Given task:
Wherever the word "funéRADER" appears in a line, extract that line.

* * * * *

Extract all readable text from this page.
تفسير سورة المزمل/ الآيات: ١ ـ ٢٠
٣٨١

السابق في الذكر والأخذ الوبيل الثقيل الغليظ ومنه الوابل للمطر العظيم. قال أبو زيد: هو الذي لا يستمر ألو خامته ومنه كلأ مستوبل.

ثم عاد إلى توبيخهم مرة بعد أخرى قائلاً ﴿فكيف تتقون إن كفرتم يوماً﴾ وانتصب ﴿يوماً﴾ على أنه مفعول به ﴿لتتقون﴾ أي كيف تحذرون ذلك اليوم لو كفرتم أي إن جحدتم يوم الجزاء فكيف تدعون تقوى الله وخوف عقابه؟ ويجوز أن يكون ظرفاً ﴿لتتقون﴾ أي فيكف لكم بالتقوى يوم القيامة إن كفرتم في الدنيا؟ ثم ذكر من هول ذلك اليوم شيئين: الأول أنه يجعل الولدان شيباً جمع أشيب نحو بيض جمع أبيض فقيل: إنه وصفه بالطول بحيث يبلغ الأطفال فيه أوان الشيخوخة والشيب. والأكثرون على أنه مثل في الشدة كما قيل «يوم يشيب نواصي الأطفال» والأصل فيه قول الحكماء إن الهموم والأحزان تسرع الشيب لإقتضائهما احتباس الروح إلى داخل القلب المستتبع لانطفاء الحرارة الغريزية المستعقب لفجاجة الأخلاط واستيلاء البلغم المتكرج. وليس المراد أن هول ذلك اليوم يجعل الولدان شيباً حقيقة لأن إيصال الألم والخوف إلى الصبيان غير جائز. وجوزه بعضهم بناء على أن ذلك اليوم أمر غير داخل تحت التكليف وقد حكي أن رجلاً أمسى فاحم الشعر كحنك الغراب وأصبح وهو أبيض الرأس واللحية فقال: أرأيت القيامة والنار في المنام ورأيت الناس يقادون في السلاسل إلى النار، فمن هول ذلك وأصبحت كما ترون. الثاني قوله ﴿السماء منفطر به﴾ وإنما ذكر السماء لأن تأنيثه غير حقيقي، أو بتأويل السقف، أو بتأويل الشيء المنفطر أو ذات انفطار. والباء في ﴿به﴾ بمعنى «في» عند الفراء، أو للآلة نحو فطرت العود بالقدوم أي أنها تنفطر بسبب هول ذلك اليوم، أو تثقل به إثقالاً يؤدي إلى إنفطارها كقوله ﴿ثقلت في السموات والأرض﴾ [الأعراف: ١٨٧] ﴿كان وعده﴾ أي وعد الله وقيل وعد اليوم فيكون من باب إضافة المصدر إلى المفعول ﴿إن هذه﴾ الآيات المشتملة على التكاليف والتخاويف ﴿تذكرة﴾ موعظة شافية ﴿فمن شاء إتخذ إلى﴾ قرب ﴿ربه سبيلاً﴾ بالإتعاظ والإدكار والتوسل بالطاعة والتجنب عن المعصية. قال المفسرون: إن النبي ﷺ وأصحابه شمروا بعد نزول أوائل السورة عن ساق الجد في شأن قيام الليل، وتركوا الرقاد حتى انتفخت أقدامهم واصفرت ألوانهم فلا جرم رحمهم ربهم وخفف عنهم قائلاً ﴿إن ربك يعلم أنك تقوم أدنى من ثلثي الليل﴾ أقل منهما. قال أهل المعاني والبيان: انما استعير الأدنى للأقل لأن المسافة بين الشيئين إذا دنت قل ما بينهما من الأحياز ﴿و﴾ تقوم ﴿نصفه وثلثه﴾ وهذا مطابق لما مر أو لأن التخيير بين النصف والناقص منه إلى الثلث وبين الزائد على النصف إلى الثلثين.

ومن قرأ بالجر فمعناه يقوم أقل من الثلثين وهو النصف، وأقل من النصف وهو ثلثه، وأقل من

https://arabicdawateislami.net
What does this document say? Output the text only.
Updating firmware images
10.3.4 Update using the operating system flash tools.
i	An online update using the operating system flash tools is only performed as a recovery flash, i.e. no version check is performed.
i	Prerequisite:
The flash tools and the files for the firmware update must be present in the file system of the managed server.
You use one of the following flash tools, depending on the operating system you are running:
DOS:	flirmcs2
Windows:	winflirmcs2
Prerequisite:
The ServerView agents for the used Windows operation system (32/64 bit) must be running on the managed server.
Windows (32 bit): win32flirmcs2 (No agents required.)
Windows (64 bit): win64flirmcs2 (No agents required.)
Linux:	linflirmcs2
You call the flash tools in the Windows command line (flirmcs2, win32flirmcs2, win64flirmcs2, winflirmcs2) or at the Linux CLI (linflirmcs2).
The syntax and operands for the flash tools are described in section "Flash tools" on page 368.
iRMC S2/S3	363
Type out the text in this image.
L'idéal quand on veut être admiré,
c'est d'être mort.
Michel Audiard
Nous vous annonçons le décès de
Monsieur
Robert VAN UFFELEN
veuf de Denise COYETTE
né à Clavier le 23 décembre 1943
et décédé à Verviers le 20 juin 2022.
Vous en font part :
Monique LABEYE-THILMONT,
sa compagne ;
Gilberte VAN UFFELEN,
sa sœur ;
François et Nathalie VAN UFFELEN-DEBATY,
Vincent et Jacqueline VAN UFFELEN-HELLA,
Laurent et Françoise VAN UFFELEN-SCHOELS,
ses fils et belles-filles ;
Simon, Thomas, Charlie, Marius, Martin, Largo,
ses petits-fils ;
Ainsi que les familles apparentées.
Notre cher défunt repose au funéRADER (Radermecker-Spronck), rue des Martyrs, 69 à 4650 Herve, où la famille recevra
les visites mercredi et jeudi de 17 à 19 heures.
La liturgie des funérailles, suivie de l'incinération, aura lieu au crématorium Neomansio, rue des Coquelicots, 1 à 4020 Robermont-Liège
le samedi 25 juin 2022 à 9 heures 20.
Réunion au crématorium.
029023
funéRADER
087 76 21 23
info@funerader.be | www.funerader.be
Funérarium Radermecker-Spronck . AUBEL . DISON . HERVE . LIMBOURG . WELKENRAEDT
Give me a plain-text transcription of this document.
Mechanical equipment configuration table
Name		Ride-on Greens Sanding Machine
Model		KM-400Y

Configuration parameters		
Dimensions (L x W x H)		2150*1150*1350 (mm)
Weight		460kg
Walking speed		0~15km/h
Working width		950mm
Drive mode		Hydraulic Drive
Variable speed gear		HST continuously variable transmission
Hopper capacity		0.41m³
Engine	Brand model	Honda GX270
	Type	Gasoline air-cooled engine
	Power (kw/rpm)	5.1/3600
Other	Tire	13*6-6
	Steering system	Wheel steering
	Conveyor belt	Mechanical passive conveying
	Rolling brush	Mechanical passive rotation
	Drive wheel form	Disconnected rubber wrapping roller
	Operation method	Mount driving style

* * * * *

Worked solution:
Notre cher défunt repose au funéRADER (Radermecker-Spronck), rue des Martyrs, 69 à 4650 Herve, où la famille recevra
funéRADER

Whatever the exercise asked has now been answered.